> _Work order 1_
In the passage on family budgeting, rewrite the part from "I’ve put together" up to and including "in better shape?", substituting "a spreadsheet" for "YNAB".
> _Work order 2_
Which specific relatives of the writer does the passage on family budgeting mention?

> _Extract_
┌────────

I’ve put together a new family budget that’s still on the lower-end of what I’d like to be able to spend, and it’s not pretty. I’m tracking it in YNAB to try to actually start budgeting vs just hoping that I get my bonus and stock to pay my bills and save adequately. I feel sad that there seems to be no “winning” this game–the best I can do is try really hard to maintain a job that pays better than I expect to be paid for the next 30 years. Once the house is paid off then… I guess, at 67, we’ll be in better shape?

But as I see many get sick or pass away in their late 60s, I feel sick thinking of trying to make it until then to enjoy life. Even if I live to 100, this doesn’t mean my loved ones will. I keep thinking about how men die younger… how my husband turns 40 next year… (I’m not far behind)… how maybe he has 25 years left to live. I mean, my dad died at 67. It’s difficult to process how short life really is. These are the good years. As long as everyone in our family remains healthy. My kids are young, we’re in our prime, I guess — but it doesn’t feel good at all. It feels terrifying. It feels like I’m watching life slip away and the best I can do is try to plan for what job I’ll get next after whatever one I’m in currently falls apart.

└────────

> _Input data_

┌────────

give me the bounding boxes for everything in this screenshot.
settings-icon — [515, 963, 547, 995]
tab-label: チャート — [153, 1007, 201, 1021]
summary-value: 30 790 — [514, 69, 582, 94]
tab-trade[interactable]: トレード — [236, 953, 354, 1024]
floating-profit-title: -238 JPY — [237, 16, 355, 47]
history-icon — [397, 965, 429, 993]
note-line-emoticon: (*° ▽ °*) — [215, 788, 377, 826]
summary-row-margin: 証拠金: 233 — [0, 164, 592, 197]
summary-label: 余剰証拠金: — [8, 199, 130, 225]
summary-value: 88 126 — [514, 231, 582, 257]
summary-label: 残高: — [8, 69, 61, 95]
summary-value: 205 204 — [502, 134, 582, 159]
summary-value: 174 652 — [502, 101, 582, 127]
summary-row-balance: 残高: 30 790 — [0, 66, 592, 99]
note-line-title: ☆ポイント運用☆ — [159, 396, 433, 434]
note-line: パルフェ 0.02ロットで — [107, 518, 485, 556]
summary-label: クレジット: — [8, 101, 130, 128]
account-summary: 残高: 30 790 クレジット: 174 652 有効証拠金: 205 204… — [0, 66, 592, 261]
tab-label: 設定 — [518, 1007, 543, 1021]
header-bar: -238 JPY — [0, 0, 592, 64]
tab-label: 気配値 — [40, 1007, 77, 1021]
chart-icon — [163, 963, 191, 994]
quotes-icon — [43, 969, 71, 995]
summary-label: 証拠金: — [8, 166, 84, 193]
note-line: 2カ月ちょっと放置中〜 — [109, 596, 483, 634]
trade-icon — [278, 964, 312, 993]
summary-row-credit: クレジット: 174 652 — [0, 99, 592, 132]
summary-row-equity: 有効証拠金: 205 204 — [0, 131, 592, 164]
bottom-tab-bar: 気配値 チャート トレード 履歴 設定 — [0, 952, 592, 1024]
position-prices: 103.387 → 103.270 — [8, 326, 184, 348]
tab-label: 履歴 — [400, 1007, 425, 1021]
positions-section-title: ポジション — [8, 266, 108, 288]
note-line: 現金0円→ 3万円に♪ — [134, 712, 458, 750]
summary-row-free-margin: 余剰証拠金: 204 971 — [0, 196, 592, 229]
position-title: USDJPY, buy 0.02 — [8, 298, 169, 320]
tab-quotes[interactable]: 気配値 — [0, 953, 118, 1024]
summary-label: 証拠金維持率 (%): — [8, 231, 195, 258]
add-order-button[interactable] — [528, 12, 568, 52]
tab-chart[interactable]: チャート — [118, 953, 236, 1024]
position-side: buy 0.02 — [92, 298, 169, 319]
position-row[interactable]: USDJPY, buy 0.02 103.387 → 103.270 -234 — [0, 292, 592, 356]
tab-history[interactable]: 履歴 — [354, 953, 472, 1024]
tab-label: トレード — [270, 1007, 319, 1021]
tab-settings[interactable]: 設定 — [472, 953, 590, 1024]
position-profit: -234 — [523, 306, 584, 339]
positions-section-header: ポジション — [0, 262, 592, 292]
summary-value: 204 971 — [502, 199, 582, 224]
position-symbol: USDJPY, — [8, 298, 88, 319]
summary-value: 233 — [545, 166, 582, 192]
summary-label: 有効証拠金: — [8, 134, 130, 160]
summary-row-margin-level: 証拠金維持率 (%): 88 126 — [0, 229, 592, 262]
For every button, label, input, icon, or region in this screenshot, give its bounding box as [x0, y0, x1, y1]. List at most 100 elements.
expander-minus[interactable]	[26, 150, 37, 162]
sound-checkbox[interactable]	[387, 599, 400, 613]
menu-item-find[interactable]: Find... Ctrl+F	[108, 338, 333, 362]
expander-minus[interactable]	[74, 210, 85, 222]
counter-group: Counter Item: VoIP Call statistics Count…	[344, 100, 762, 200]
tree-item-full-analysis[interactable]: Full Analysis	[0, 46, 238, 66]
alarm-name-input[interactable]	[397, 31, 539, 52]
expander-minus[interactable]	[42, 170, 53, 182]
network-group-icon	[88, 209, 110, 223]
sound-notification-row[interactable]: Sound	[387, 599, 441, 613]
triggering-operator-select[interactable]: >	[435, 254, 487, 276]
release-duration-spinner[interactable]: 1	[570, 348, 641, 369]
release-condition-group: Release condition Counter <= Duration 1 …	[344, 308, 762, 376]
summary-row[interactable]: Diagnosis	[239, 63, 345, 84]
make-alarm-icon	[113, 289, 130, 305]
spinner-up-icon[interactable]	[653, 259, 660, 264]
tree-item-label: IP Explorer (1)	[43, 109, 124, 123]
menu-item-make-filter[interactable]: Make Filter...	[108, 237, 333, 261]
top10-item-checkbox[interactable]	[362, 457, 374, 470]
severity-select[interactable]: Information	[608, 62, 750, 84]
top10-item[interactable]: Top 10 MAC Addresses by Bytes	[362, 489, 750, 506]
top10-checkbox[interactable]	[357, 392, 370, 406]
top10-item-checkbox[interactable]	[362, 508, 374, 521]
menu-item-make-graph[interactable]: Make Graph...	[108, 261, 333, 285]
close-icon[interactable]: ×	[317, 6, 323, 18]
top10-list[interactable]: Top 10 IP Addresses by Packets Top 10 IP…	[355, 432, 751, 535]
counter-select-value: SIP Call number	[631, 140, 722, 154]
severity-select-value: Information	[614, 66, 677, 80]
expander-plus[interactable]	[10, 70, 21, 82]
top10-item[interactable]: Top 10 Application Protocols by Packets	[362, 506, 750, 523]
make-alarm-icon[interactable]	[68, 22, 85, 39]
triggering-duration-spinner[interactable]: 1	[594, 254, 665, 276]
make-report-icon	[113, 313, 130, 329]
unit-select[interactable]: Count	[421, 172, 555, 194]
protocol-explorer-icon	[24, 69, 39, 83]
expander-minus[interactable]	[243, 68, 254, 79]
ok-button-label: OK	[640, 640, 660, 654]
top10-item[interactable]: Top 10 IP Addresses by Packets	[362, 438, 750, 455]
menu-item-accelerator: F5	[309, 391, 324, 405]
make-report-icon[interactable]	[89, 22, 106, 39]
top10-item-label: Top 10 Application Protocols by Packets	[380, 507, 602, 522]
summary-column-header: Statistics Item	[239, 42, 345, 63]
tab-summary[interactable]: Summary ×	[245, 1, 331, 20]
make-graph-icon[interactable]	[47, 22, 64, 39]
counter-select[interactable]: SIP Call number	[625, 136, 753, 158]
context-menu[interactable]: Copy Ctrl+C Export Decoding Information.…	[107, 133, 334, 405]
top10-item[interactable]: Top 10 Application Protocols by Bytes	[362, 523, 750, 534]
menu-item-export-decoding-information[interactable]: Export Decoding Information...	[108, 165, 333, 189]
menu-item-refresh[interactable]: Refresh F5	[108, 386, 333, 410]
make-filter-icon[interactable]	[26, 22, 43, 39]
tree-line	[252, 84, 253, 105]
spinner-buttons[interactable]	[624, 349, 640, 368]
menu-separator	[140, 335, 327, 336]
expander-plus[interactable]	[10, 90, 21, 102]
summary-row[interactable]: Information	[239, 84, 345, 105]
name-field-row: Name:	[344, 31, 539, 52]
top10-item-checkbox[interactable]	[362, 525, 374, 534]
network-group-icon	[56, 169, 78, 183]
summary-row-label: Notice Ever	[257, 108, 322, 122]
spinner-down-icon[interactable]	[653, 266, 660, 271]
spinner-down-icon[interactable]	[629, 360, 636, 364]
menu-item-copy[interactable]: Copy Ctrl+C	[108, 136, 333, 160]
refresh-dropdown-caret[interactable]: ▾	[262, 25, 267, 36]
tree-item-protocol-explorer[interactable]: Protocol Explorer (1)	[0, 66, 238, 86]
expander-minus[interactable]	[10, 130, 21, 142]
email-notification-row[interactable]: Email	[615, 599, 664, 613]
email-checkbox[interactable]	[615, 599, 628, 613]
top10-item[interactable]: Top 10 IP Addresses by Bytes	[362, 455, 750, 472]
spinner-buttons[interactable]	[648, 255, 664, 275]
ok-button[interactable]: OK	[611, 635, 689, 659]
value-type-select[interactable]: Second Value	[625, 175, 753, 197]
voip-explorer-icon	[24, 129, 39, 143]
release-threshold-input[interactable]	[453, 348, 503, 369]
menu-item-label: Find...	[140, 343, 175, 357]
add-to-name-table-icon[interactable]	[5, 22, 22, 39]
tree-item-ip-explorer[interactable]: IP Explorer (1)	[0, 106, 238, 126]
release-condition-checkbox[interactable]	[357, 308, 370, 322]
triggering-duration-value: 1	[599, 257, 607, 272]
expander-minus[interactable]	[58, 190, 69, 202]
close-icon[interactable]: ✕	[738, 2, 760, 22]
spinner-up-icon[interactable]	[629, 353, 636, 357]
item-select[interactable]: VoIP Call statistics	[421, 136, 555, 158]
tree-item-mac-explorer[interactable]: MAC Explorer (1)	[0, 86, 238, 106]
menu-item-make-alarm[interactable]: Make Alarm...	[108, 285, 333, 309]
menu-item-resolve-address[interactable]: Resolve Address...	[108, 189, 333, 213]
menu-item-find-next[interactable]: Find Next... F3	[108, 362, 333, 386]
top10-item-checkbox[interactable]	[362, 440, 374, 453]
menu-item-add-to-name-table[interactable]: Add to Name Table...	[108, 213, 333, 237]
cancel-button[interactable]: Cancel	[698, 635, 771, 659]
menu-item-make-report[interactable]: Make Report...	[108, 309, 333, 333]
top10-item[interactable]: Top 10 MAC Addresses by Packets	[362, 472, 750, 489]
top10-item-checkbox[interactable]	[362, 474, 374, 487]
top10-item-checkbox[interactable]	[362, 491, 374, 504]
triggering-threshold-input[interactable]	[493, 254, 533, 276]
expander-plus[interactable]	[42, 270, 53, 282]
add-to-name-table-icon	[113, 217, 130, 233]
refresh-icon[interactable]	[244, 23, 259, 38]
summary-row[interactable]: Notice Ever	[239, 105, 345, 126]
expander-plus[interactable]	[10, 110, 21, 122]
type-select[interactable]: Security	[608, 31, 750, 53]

└────────

> _Written reply 1_
I’ve put together a new family budget that’s still on the lower-end of what I’d like to be able to spend, and it’s not pretty. I’m tracking it in a spreadsheet to try to actually start budgeting vs just hoping that I get my bonus and stock to pay my bills and save adequately. I feel sad that there seems to be no “winning” this game–the best I can do is try really hard to maintain a job that pays better than I expect to be paid for the next 30 years. Once the house is paid off then… I guess, at 67, we’ll be in better shape?

> _Written reply 2_
- husband
- kids
- dad